> ARTICLE:
-------
In Acid For The Children, Flea thumps and pops his way toward profundity

Aux Features Book Review
In Acid For The Children, Flea thumps and pops his way toward profundity
Graphic: Natalie Peeples

The Red Hot Chili Peppers are not a band known for their intellectual pursuits and good taste. Now in their fourth decade as California’s preeminent musical amusement park, RHCP have long since ascended to the rarefied air where bands concern themselves with things like trying to better society through clumsy social messaging and passionate pleas for world peace. And to be sure, the Red Hots are no different: They’ve played rallies for Obama and Hurricane Katrina, as well as the Tibetan Freedom Concert, and they were appearing in Rock The Vote ads as far back as 1990. But just as you can never put the toothpaste back in the tube, you can never really put the tube sock back in the drawer, which is unfortunate. RHCP’s longest-standing political commitment is to goofiness at all costs, and that’s obscured the depth of their playing. Go back and listen to “Give It Away” and hear the bass turn itself inside out around the groove, and tell Les Claypool to pack up his mustache and go home.

The man responsible for that bass line, of course, is Michael Balzary, better known as Flea. If Anthony Kiedis is the band’s masculine yang (a word he’s surely rhymed with “wang” at some point), Flea is their yin, the sneakily smart and sensitive one whose dedication to the low end keeps them grounded. And just as Kiedis’ 2004 memoir, Scar Tissue, was a super-horny travelogue of women against whose bodies the singer occasionally docked, Flea’s new memoir, Acid For The Children, is a gentle-hearted look at the relationships that formed and informed his earliest days. Fittingly, it ends the day after his first gig with Kiedis, guitarist Hillel Slovak, and drummer Jack Irons.
-------
[Raw records]
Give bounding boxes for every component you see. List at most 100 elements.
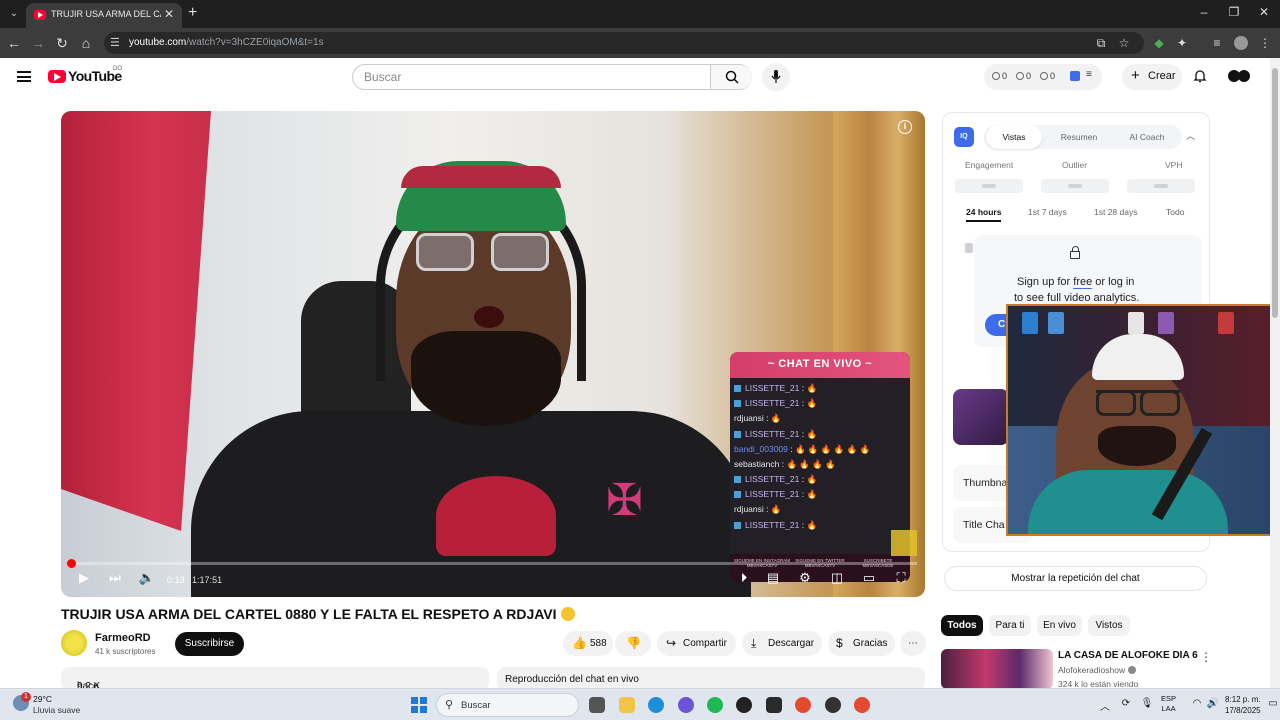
extensions-puzzle-icon[interactable]: ✦ — [1175, 36, 1189, 50]
fullscreen-icon[interactable]: ⛶ — [891, 570, 911, 586]
more-actions-button[interactable]: ⋯ — [900, 631, 926, 656]
minimize-icon[interactable]: – — [1194, 5, 1214, 19]
account-avatar[interactable] — [1228, 70, 1250, 82]
browser-menu-icon[interactable]: ⋮ — [1258, 36, 1272, 50]
progress-bar[interactable] — [69, 562, 917, 565]
site-info-icon[interactable]: ☰ — [110, 36, 120, 49]
page-scrollbar-thumb[interactable] — [1272, 68, 1278, 318]
scrubber-handle[interactable] — [67, 559, 76, 568]
free-link[interactable]: free — [1073, 276, 1093, 289]
vidiq-stats-pill[interactable]: 0 0 0 ≡ — [984, 64, 1102, 90]
home-icon[interactable]: ⌂ — [78, 35, 94, 51]
chrome-profile-icon[interactable] — [854, 697, 870, 713]
search-input[interactable] — [354, 65, 710, 89]
search-button[interactable] — [710, 65, 752, 89]
input-language[interactable]: ESP LAA — [1161, 694, 1176, 714]
messenger-icon[interactable] — [678, 697, 694, 713]
tray-app-icon[interactable]: ⟳ — [1119, 698, 1133, 709]
restore-icon[interactable]: ❐ — [1224, 5, 1244, 19]
recommended-thumbnail[interactable] — [941, 649, 1053, 689]
share-button[interactable]: ↪ Compartir — [657, 631, 736, 656]
back-icon[interactable]: ← — [6, 35, 22, 51]
chip-vistos[interactable]: Vistos — [1088, 615, 1130, 636]
next-icon[interactable]: ⏭ — [105, 570, 125, 586]
stats-menu-icon[interactable]: ≡ — [1086, 69, 1092, 80]
volume-icon[interactable]: 🔈 — [137, 570, 157, 586]
range-28-days[interactable]: 1st 28 days — [1094, 207, 1137, 217]
streamer-webcam-overlay — [1006, 304, 1280, 536]
weather-condition[interactable]: Lluvia suave — [33, 705, 80, 715]
autoplay-toggle-icon[interactable]: ⏵ — [734, 570, 754, 586]
page-scrollbar[interactable] — [1270, 58, 1280, 688]
edge-icon[interactable] — [648, 697, 664, 713]
forward-icon[interactable]: → — [30, 35, 46, 51]
terminal-icon[interactable] — [766, 697, 782, 713]
like-button[interactable]: 👍 588 — [563, 631, 613, 656]
shelf-item — [1022, 312, 1038, 334]
tab-close-icon[interactable]: ✕ — [164, 7, 174, 21]
vidiq-tab-resumen[interactable]: Resumen — [1050, 125, 1108, 149]
notifications-icon[interactable]: ▭ — [1266, 698, 1280, 709]
collapse-chevron-icon[interactable]: ︿ — [1186, 129, 1195, 142]
channel-avatar[interactable] — [61, 630, 87, 656]
taskbar-search[interactable]: ⚲ Buscar — [436, 693, 579, 717]
miniplayer-icon[interactable]: ◫ — [827, 570, 847, 586]
task-view-icon[interactable] — [589, 697, 605, 713]
volume-icon[interactable]: 🔊 — [1206, 698, 1220, 709]
channel-watermark[interactable] — [891, 530, 917, 556]
chrome-icon[interactable] — [795, 697, 811, 713]
chat-line: rdjuansi : 🔥 — [734, 413, 782, 423]
channel-name[interactable]: FarmeoRD — [95, 632, 151, 644]
play-icon[interactable]: ▶ — [74, 570, 94, 586]
address-bar[interactable]: ☰ youtube.com/watch?v=3hCZE0iqaOM&t=1s ⧉… — [104, 32, 1144, 54]
recommended-title[interactable]: LA CASA DE ALOFOKE DIA 6 — [1058, 650, 1198, 661]
install-app-icon[interactable]: ⧉ — [1094, 36, 1108, 50]
windows-start-icon[interactable] — [411, 697, 427, 713]
recommended-more-icon[interactable]: ⋮ — [1200, 650, 1212, 664]
browser-tab[interactable]: TRUJIR USA ARMA DEL CARTEL 0880 Y LE FAL… — [26, 3, 182, 28]
spotify-icon[interactable] — [707, 697, 723, 713]
create-button[interactable]: + Crear — [1122, 64, 1182, 90]
vidiq-tab-vistas[interactable]: Vistas — [986, 125, 1042, 149]
download-button[interactable]: ⤓ Descargar — [742, 631, 822, 656]
tray-mic-icon[interactable]: 🎙 — [1140, 698, 1154, 709]
notifications-bell-icon[interactable] — [1193, 69, 1207, 83]
settings-gear-icon[interactable]: ⚙ — [795, 570, 815, 586]
tab-search-icon[interactable]: ⌄ — [6, 6, 22, 22]
bookmark-star-icon[interactable]: ☆ — [1117, 36, 1131, 50]
subtitles-icon[interactable]: ▤ — [763, 570, 783, 586]
show-chat-replay-button[interactable]: Mostrar la repetición del chat — [944, 566, 1207, 591]
tray-overflow-icon[interactable]: ︿ — [1098, 698, 1112, 713]
range-todo[interactable]: Todo — [1166, 207, 1184, 217]
reading-list-icon[interactable]: ≡ — [1210, 36, 1224, 50]
range-7-days[interactable]: 1st 7 days — [1028, 207, 1067, 217]
profile-avatar[interactable] — [1234, 36, 1248, 50]
youtube-favicon-icon — [34, 10, 46, 20]
thanks-button[interactable]: $ Gracias — [828, 631, 895, 656]
range-24-hours[interactable]: 24 hours — [966, 207, 1002, 222]
wifi-icon[interactable]: ◠ — [1190, 698, 1204, 709]
youtube-logo-icon[interactable] — [48, 70, 66, 83]
file-explorer-icon[interactable] — [619, 697, 635, 713]
weather-temperature[interactable]: 29°C — [33, 694, 52, 704]
vidiq-icon — [1070, 71, 1080, 81]
subscribe-button[interactable]: Suscribirse — [175, 632, 244, 656]
app-icon[interactable] — [825, 697, 841, 713]
guide-menu-icon[interactable] — [17, 71, 31, 82]
video-player[interactable]: ✠ i ~ CHAT EN VIVO ~ LISSETTE_21 : 🔥 LIS… — [61, 111, 925, 597]
chip-todos[interactable]: Todos — [941, 615, 983, 636]
theater-mode-icon[interactable]: ▭ — [859, 570, 879, 586]
reload-icon[interactable]: ↻ — [54, 35, 70, 52]
clock[interactable]: 8:12 p. m. 17/8/2025 — [1225, 694, 1261, 716]
obs-icon[interactable] — [736, 697, 752, 713]
info-icon[interactable]: i — [898, 120, 912, 134]
chat-line: sebastianch : 🔥 🔥 🔥 🔥 — [734, 459, 836, 469]
dislike-button[interactable]: 👎 — [615, 631, 651, 656]
extension-icon[interactable]: ◆ — [1152, 36, 1166, 50]
chip-para-ti[interactable]: Para ti — [989, 615, 1031, 636]
window-close-icon[interactable]: ✕ — [1254, 5, 1274, 19]
vidiq-tab-ai-coach[interactable]: AI Coach — [1116, 125, 1178, 149]
new-tab-icon[interactable]: + — [188, 4, 197, 22]
voice-search-button[interactable] — [762, 63, 790, 91]
chip-en-vivo[interactable]: En vivo — [1037, 615, 1082, 636]
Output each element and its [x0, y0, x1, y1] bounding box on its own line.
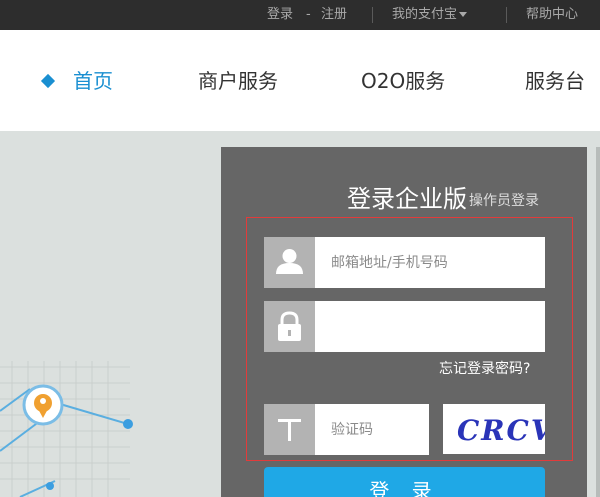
-------
> SET TASK 1: According to the book review, in what year was Anthony Kiedis' memoir Scar Tissue published?
> SET TASK 2: Repeat the book review word for word, from "The man responsible" down to "drummer Jack Irons.".

> EXERCISE SOLUTION 1: It was published in 2004.

> EXERCISE SOLUTION 2:
The man responsible for that bass line, of course, is Michael Balzary, better known as Flea. If Anthony Kiedis is the band’s masculine yang (a word he’s surely rhymed with “wang” at some point), Flea is their yin, the sneakily smart and sensitive one whose dedication to the low end keeps them grounded. And just as Kiedis’ 2004 memoir, Scar Tissue, was a super-horny travelogue of women against whose bodies the singer occasionally docked, Flea’s new memoir, Acid For The Children, is a gentle-hearted look at the relationships that formed and informed his earliest days. Fittingly, it ends the day after his first gig with Kiedis, guitarist Hillel Slovak, and drummer Jack Irons.